_Stated problem_:
Reproduce exactly, with no other output, every line of the data below from the line containing "Give me the" to the end, inclusive.

* * * *

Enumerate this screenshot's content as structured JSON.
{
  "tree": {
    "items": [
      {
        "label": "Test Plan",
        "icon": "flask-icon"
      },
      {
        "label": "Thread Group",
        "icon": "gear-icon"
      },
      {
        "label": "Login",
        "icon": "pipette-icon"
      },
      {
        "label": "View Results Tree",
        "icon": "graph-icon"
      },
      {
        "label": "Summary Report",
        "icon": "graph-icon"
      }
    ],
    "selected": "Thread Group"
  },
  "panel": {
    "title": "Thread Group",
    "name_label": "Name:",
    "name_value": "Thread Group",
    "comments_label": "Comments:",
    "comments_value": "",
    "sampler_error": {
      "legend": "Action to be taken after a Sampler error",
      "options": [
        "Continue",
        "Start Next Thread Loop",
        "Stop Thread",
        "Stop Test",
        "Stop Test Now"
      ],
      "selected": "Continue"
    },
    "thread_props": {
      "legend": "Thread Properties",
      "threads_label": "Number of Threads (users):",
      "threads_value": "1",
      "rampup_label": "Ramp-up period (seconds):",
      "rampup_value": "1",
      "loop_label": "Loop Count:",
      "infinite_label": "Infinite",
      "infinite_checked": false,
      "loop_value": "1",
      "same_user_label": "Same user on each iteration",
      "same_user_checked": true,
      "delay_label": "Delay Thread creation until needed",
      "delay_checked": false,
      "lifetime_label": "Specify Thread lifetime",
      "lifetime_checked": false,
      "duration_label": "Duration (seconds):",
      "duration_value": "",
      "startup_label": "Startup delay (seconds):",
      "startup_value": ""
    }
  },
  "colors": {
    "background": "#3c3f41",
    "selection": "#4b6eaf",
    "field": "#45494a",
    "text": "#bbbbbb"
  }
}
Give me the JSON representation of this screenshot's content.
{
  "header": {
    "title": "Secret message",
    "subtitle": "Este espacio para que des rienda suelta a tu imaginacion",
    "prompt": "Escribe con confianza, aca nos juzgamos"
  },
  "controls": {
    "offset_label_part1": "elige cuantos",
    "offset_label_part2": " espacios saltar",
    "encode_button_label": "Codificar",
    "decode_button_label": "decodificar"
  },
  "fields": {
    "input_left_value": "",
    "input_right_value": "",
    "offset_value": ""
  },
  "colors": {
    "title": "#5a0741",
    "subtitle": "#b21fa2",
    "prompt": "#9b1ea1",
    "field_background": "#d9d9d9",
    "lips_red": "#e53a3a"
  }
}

* * * *

_Task solution_:
Give me the JSON representation of this screenshot's content.
{
  "header": {
    "title": "Secret message",
    "subtitle": "Este espacio para que des rienda suelta a tu imaginacion",
    "prompt": "Escribe con confianza, aca nos juzgamos"
  },
  "controls": {
    "offset_label_part1": "elige cuantos",
    "offset_label_part2": " espacios saltar",
    "encode_button_label": "Codificar",
    "decode_button_label": "decodificar"
  },
  "fields": {
    "input_left_value": "",
    "input_right_value": "",
    "offset_value": ""
  },
  "colors": {
    "title": "#5a0741",
    "subtitle": "#b21fa2",
    "prompt": "#9b1ea1",
    "field_background": "#d9d9d9",
    "lips_red": "#e53a3a"
  }
}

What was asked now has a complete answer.